Description of the task - Please transcribe the records precisely; pictures stay out of your copy.

Records for the exercise -
----------------
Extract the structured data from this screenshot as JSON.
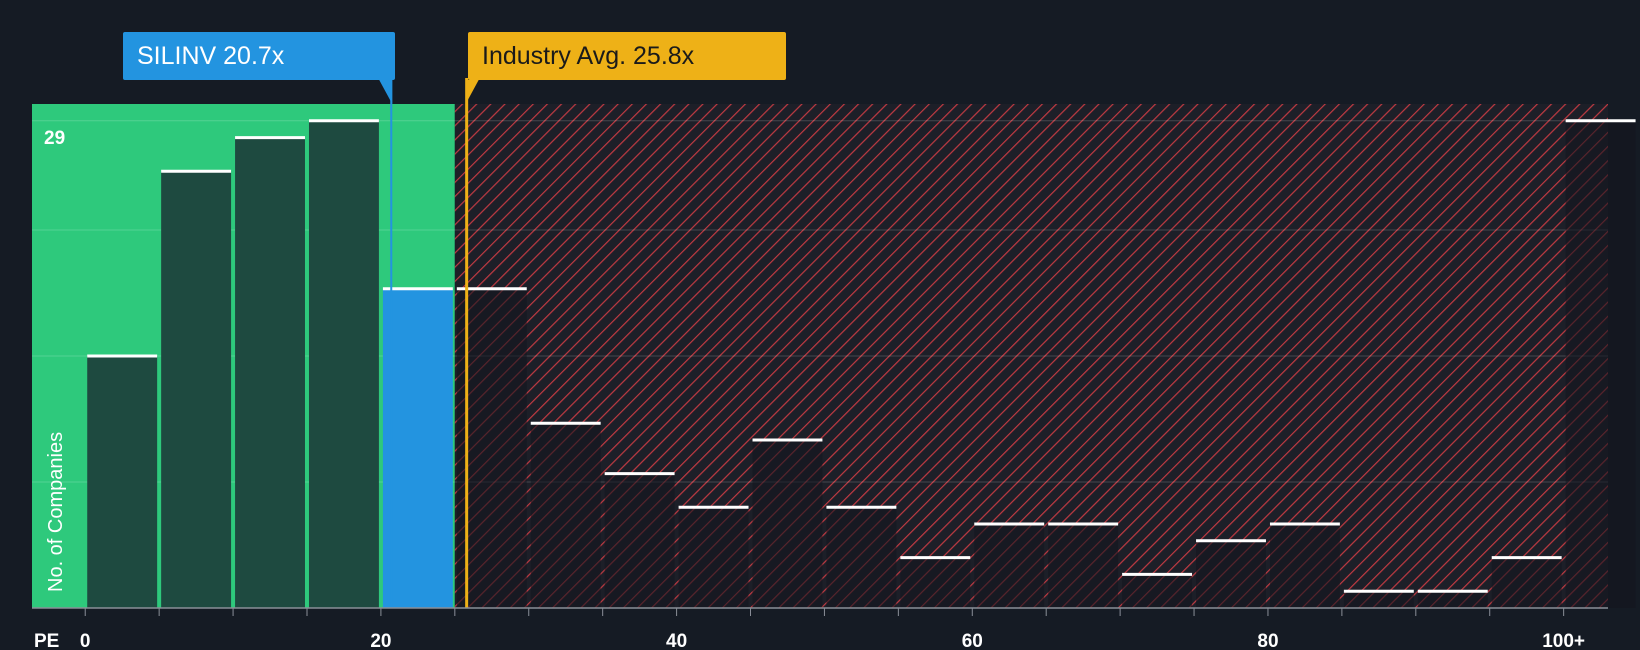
{
  "chart_data": {
    "type": "bar",
    "xlabel": "PE",
    "ylabel": "No. of Companies",
    "x_ticks": [
      "0",
      "20",
      "40",
      "60",
      "80",
      "100+"
    ],
    "y_max_label": "29",
    "bin_width": 5,
    "bins": [
      {
        "start": 0,
        "count": 15
      },
      {
        "start": 5,
        "count": 26
      },
      {
        "start": 10,
        "count": 28
      },
      {
        "start": 15,
        "count": 29
      },
      {
        "start": 20,
        "count": 19
      },
      {
        "start": 25,
        "count": 19
      },
      {
        "start": 30,
        "count": 11
      },
      {
        "start": 35,
        "count": 8
      },
      {
        "start": 40,
        "count": 6
      },
      {
        "start": 45,
        "count": 10
      },
      {
        "start": 50,
        "count": 6
      },
      {
        "start": 55,
        "count": 3
      },
      {
        "start": 60,
        "count": 5
      },
      {
        "start": 65,
        "count": 5
      },
      {
        "start": 70,
        "count": 2
      },
      {
        "start": 75,
        "count": 4
      },
      {
        "start": 80,
        "count": 5
      },
      {
        "start": 85,
        "count": 1
      },
      {
        "start": 90,
        "count": 1
      },
      {
        "start": 95,
        "count": 3
      },
      {
        "start": 100,
        "count": 29
      }
    ],
    "ylim": [
      0,
      30
    ],
    "xlim": [
      -3.6,
      103
    ],
    "company": {
      "label": "SILINV 20.7x",
      "value": 20.7
    },
    "industry": {
      "label": "Industry Avg. 25.8x",
      "value": 25.8
    },
    "fair_zone_end": 25,
    "colors": {
      "background": "#151b24",
      "fair_zone": "#2ec97c",
      "bar_fair": "#1e4a40",
      "company": "#2394e0",
      "industry": "#eeb117",
      "overvalued_hatch": "#c03a42"
    }
  }
}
----------------
Response to the exercise -
Extract the structured data from this screenshot as JSON.
{
  "chart_data": {
    "type": "bar",
    "xlabel": "PE",
    "ylabel": "No. of Companies",
    "x_ticks": [
      "0",
      "20",
      "40",
      "60",
      "80",
      "100+"
    ],
    "y_max_label": "29",
    "bin_width": 5,
    "bins": [
      {
        "start": 0,
        "count": 15
      },
      {
        "start": 5,
        "count": 26
      },
      {
        "start": 10,
        "count": 28
      },
      {
        "start": 15,
        "count": 29
      },
      {
        "start": 20,
        "count": 19
      },
      {
        "start": 25,
        "count": 19
      },
      {
        "start": 30,
        "count": 11
      },
      {
        "start": 35,
        "count": 8
      },
      {
        "start": 40,
        "count": 6
      },
      {
        "start": 45,
        "count": 10
      },
      {
        "start": 50,
        "count": 6
      },
      {
        "start": 55,
        "count": 3
      },
      {
        "start": 60,
        "count": 5
      },
      {
        "start": 65,
        "count": 5
      },
      {
        "start": 70,
        "count": 2
      },
      {
        "start": 75,
        "count": 4
      },
      {
        "start": 80,
        "count": 5
      },
      {
        "start": 85,
        "count": 1
      },
      {
        "start": 90,
        "count": 1
      },
      {
        "start": 95,
        "count": 3
      },
      {
        "start": 100,
        "count": 29
      }
    ],
    "ylim": [
      0,
      30
    ],
    "xlim": [
      -3.6,
      103
    ],
    "company": {
      "label": "SILINV 20.7x",
      "value": 20.7
    },
    "industry": {
      "label": "Industry Avg. 25.8x",
      "value": 25.8
    },
    "fair_zone_end": 25,
    "colors": {
      "background": "#151b24",
      "fair_zone": "#2ec97c",
      "bar_fair": "#1e4a40",
      "company": "#2394e0",
      "industry": "#eeb117",
      "overvalued_hatch": "#c03a42"
    }
  }
}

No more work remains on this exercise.